* [Exercise data]:
┄┄┄┄┄┄┄┄┄┄
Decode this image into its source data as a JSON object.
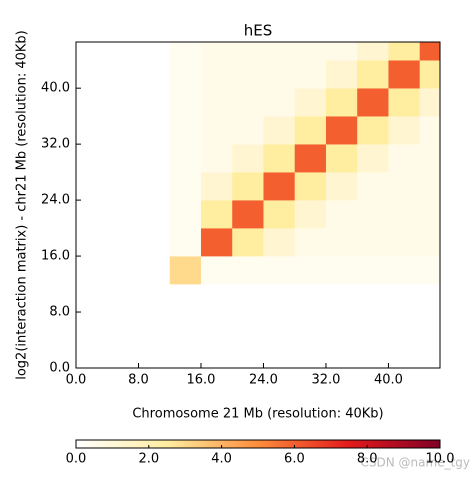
{
  "chart_data": {
    "type": "heatmap",
    "title": "hES",
    "xlabel": "Chromosome 21 Mb (resolution: 40Kb)",
    "ylabel": "log2(interaction matrix) - chr21 Mb (resolution: 40Kb)",
    "bin_edges": [
      0,
      4,
      8,
      12,
      16,
      20,
      24,
      28,
      32,
      36,
      40,
      44,
      48
    ],
    "matrix": [
      [
        0,
        0,
        0,
        0,
        0,
        0,
        0,
        0,
        0,
        0,
        0,
        0
      ],
      [
        0,
        0,
        0,
        0,
        0,
        0,
        0,
        0,
        0,
        0,
        0,
        0
      ],
      [
        0,
        0,
        0,
        0,
        0,
        0,
        0,
        0,
        0,
        0,
        0,
        0
      ],
      [
        0,
        0,
        0,
        3,
        0.4,
        0.4,
        0.4,
        0.4,
        0.4,
        0.4,
        0.4,
        0.4
      ],
      [
        0,
        0,
        0,
        0.4,
        6,
        2.5,
        1.2,
        0.6,
        0.6,
        0.6,
        0.6,
        0.6
      ],
      [
        0,
        0,
        0,
        0.4,
        2.5,
        6,
        2.5,
        1.2,
        0.6,
        0.6,
        0.6,
        0.6
      ],
      [
        0,
        0,
        0,
        0.4,
        1.2,
        2.5,
        6,
        2.5,
        1.2,
        0.6,
        0.6,
        0.6
      ],
      [
        0,
        0,
        0,
        0.4,
        0.6,
        1.2,
        2.5,
        6,
        2.5,
        1.2,
        0.6,
        0.6
      ],
      [
        0,
        0,
        0,
        0.4,
        0.6,
        0.6,
        1.2,
        2.5,
        6,
        2.5,
        1.2,
        0.6
      ],
      [
        0,
        0,
        0,
        0.4,
        0.6,
        0.6,
        0.6,
        1.2,
        2.5,
        6,
        2.5,
        1.2
      ],
      [
        0,
        0,
        0,
        0.4,
        0.6,
        0.6,
        0.6,
        0.6,
        1.2,
        2.5,
        6,
        2.5
      ],
      [
        0,
        0,
        0,
        0.4,
        0.6,
        0.6,
        0.6,
        0.6,
        0.6,
        1.2,
        2.5,
        6
      ]
    ],
    "xlim": [
      0,
      46.6
    ],
    "ylim": [
      0,
      46.6
    ],
    "xticks": [
      {
        "value": 0,
        "label": "0.0"
      },
      {
        "value": 8,
        "label": "8.0"
      },
      {
        "value": 16,
        "label": "16.0"
      },
      {
        "value": 24,
        "label": "24.0"
      },
      {
        "value": 32,
        "label": "32.0"
      },
      {
        "value": 40,
        "label": "40.0"
      }
    ],
    "yticks": [
      {
        "value": 0,
        "label": "0.0"
      },
      {
        "value": 8,
        "label": "8.0"
      },
      {
        "value": 16,
        "label": "16.0"
      },
      {
        "value": 24,
        "label": "24.0"
      },
      {
        "value": 32,
        "label": "32.0"
      },
      {
        "value": 40,
        "label": "40.0"
      }
    ],
    "clim": [
      0,
      10
    ],
    "cticks": [
      {
        "value": 0,
        "label": "0.0"
      },
      {
        "value": 2,
        "label": "2.0"
      },
      {
        "value": 4,
        "label": "4.0"
      },
      {
        "value": 6,
        "label": "6.0"
      },
      {
        "value": 8,
        "label": "8.0"
      },
      {
        "value": 10,
        "label": "10.0"
      }
    ],
    "colormap": [
      "#ffffff",
      "#ffeda0",
      "#fd8d3c",
      "#e31a1c",
      "#800026"
    ],
    "watermark": "CSDN @name_tgy"
  }
}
┄┄┄┄┄┄┄┄┄┄
From the listing above, copy all lines holding the word "resolution".

    "xlabel": "Chromosome 21 Mb (resolution: 40Kb)",
    "ylabel": "log2(interaction matrix) - chr21 Mb (resolution: 40Kb)",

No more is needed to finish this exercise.